* PROBLEM STATEMENT *
Retype all of the listing exactly, passing over any picture you find.

* PROVIDED DATA *

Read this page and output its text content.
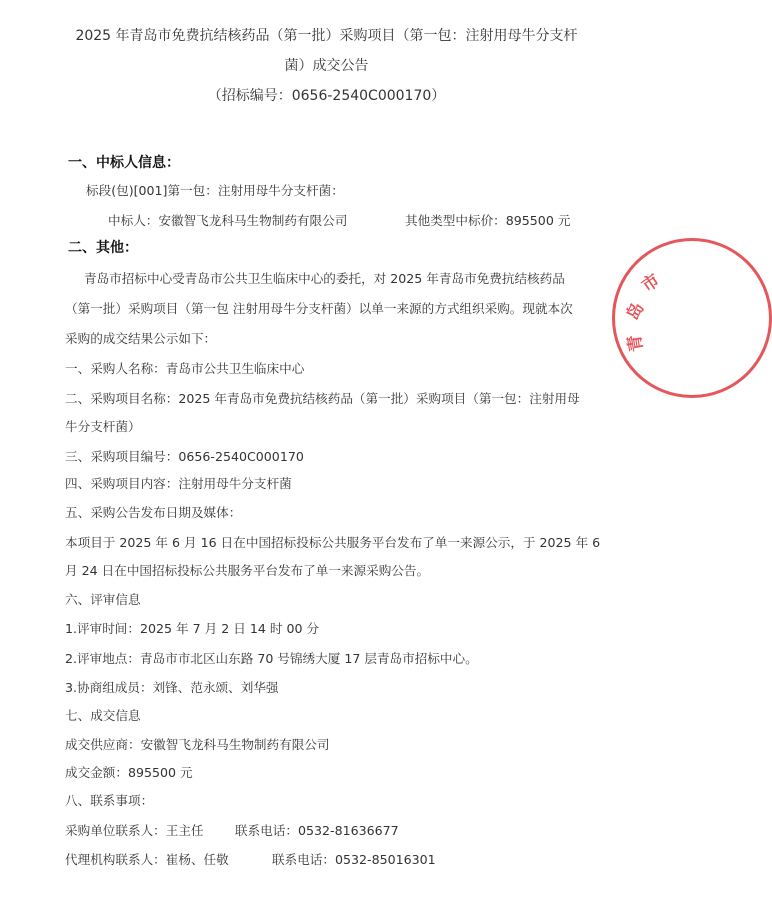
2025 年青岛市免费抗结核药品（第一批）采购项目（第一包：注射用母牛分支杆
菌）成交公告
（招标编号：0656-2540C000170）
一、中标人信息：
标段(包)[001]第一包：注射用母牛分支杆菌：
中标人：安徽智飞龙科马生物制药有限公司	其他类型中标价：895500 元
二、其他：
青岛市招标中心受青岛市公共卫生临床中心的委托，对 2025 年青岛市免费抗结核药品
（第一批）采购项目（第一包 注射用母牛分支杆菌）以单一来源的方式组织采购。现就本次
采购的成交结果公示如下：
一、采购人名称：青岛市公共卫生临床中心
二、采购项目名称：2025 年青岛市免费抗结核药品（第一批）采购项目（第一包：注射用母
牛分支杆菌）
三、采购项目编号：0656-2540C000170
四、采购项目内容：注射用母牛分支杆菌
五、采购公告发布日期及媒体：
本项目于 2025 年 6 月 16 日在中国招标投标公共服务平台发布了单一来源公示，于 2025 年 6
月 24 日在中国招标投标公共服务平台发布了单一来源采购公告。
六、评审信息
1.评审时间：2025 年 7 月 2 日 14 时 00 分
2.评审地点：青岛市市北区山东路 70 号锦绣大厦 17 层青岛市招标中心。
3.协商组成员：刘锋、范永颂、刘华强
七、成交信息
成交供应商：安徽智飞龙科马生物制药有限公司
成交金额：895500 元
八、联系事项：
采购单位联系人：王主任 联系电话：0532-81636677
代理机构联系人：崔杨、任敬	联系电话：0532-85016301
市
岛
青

* EXERCISE SOLUTION *
Read this page and output its text content.
2025 年青岛市免费抗结核药品（第一批）采购项目（第一包：注射用母牛分支杆
菌）成交公告
（招标编号：0656-2540C000170）
一、中标人信息：
标段(包)[001]第一包：注射用母牛分支杆菌：
中标人：安徽智飞龙科马生物制药有限公司	其他类型中标价：895500 元
二、其他：
青岛市招标中心受青岛市公共卫生临床中心的委托，对 2025 年青岛市免费抗结核药品
（第一批）采购项目（第一包 注射用母牛分支杆菌）以单一来源的方式组织采购。现就本次
采购的成交结果公示如下：
一、采购人名称：青岛市公共卫生临床中心
二、采购项目名称：2025 年青岛市免费抗结核药品（第一批）采购项目（第一包：注射用母
牛分支杆菌）
三、采购项目编号：0656-2540C000170
四、采购项目内容：注射用母牛分支杆菌
五、采购公告发布日期及媒体：
本项目于 2025 年 6 月 16 日在中国招标投标公共服务平台发布了单一来源公示，于 2025 年 6
月 24 日在中国招标投标公共服务平台发布了单一来源采购公告。
六、评审信息
1.评审时间：2025 年 7 月 2 日 14 时 00 分
2.评审地点：青岛市市北区山东路 70 号锦绣大厦 17 层青岛市招标中心。
3.协商组成员：刘锋、范永颂、刘华强
七、成交信息
成交供应商：安徽智飞龙科马生物制药有限公司
成交金额：895500 元
八、联系事项：
采购单位联系人：王主任 联系电话：0532-81636677
代理机构联系人：崔杨、任敬	联系电话：0532-85016301
市
岛
青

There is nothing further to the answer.